Directions:
Examine each line of the data. Copy those that contain the string "name".

Record excerpts:
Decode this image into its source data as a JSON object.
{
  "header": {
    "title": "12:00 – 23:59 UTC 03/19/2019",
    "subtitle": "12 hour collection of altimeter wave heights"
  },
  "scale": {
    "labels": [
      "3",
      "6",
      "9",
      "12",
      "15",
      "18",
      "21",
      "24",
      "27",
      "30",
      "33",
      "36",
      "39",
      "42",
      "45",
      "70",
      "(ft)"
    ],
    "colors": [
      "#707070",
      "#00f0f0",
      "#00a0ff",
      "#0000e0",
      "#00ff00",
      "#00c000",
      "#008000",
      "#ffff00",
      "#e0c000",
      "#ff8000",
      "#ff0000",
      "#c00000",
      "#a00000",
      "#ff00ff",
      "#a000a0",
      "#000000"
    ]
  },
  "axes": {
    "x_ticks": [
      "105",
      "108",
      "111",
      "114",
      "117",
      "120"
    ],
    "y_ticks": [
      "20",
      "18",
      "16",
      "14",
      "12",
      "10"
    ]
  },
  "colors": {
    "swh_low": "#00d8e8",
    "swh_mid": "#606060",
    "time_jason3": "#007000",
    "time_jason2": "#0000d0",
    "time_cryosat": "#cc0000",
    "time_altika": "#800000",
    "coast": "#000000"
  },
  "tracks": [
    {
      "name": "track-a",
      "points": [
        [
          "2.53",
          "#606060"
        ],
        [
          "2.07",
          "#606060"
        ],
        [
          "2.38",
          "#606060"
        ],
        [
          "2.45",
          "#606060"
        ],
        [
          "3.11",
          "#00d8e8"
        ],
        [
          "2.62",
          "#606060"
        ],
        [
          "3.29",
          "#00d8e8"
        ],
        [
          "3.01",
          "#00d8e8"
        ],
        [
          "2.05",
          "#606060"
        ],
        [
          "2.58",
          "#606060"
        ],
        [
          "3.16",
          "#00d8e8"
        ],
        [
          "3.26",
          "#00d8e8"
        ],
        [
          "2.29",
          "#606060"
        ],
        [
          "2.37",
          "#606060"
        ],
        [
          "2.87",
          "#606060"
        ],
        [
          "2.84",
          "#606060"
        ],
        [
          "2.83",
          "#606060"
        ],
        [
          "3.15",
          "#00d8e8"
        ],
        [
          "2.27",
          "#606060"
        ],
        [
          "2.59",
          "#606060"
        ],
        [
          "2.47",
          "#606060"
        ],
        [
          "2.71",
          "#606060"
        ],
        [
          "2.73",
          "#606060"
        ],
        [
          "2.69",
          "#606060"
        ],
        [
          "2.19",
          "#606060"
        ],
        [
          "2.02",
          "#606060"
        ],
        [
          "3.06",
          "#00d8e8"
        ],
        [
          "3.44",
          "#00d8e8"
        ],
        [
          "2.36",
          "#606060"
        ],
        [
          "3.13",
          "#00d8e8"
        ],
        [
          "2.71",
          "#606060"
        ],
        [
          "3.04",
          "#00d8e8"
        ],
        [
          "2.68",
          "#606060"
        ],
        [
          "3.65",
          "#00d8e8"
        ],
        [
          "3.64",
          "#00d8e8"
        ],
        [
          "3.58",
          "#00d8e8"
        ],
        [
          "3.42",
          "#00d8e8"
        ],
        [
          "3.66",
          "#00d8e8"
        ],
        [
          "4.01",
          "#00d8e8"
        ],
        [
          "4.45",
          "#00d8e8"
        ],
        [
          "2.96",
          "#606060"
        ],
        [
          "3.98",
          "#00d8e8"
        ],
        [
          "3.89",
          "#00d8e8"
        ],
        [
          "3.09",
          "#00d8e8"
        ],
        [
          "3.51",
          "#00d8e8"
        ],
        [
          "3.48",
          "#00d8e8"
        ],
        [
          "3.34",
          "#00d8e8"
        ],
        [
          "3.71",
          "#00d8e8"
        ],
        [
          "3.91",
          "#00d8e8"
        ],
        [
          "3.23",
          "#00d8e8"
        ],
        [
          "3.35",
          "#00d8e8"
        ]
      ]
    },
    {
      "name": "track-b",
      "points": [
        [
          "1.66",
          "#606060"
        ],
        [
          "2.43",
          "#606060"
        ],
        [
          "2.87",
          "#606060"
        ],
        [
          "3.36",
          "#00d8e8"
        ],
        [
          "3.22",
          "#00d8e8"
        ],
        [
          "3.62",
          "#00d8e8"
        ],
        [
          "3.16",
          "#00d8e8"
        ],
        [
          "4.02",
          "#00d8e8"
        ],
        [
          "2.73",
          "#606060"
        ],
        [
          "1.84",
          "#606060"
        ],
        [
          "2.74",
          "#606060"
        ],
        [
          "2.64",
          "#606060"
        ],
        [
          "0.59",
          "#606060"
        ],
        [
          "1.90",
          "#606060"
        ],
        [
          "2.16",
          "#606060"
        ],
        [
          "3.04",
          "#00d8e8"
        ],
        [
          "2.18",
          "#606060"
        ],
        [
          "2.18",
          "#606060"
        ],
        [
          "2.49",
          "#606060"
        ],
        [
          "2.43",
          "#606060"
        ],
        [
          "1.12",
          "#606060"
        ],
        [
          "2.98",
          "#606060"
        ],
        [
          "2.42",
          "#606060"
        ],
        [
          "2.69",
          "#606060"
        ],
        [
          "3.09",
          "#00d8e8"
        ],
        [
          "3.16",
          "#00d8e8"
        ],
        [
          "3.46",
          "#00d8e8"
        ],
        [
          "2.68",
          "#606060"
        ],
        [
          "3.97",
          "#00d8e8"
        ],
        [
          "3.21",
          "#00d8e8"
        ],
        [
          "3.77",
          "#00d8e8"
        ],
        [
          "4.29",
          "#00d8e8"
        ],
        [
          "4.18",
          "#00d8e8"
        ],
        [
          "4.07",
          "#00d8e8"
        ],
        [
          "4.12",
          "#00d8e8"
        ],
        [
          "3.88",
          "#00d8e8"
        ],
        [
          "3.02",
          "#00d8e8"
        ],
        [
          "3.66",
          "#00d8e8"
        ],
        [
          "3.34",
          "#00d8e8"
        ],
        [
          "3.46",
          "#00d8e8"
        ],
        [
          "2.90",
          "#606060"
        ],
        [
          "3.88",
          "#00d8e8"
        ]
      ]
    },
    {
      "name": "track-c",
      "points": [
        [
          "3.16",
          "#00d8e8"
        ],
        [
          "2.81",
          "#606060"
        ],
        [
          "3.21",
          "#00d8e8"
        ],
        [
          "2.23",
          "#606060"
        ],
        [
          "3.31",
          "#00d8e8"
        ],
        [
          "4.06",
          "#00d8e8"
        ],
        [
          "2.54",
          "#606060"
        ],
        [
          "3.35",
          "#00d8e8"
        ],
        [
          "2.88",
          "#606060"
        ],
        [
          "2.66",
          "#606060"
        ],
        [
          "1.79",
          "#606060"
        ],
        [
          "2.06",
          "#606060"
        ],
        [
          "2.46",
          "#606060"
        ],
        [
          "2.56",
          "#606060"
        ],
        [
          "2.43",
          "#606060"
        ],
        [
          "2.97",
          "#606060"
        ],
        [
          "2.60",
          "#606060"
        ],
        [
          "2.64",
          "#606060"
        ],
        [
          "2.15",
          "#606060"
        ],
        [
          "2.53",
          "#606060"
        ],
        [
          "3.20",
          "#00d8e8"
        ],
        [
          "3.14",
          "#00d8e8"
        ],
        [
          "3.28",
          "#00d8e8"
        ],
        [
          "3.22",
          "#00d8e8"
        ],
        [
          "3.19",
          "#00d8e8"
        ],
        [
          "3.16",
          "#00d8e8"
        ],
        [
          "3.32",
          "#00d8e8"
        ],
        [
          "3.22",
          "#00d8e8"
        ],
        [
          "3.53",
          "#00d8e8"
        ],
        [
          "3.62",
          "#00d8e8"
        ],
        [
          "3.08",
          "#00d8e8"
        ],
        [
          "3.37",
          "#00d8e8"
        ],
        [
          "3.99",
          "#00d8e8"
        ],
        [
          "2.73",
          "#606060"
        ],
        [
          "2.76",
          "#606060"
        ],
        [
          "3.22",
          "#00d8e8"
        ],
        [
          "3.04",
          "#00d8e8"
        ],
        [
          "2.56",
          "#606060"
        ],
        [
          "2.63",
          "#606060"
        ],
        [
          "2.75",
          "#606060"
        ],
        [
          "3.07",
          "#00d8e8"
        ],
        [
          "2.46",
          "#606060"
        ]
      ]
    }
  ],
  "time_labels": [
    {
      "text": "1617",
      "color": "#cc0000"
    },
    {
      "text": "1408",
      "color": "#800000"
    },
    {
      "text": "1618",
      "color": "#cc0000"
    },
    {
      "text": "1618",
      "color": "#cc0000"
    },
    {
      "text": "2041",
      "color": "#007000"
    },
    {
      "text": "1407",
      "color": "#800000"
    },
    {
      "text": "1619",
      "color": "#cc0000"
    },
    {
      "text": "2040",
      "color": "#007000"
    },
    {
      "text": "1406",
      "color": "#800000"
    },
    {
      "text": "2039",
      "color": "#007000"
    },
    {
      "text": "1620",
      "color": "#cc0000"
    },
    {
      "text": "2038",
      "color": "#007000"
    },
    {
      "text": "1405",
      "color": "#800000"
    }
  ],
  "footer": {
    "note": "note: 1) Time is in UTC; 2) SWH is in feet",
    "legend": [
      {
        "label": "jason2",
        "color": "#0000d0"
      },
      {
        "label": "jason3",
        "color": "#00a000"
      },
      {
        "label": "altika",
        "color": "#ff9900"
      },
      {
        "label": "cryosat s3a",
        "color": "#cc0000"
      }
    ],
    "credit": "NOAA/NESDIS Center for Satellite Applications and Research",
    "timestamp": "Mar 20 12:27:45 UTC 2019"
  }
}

Completed task:
      "name": "track-a",
      "name": "track-b",
      "name": "track-c",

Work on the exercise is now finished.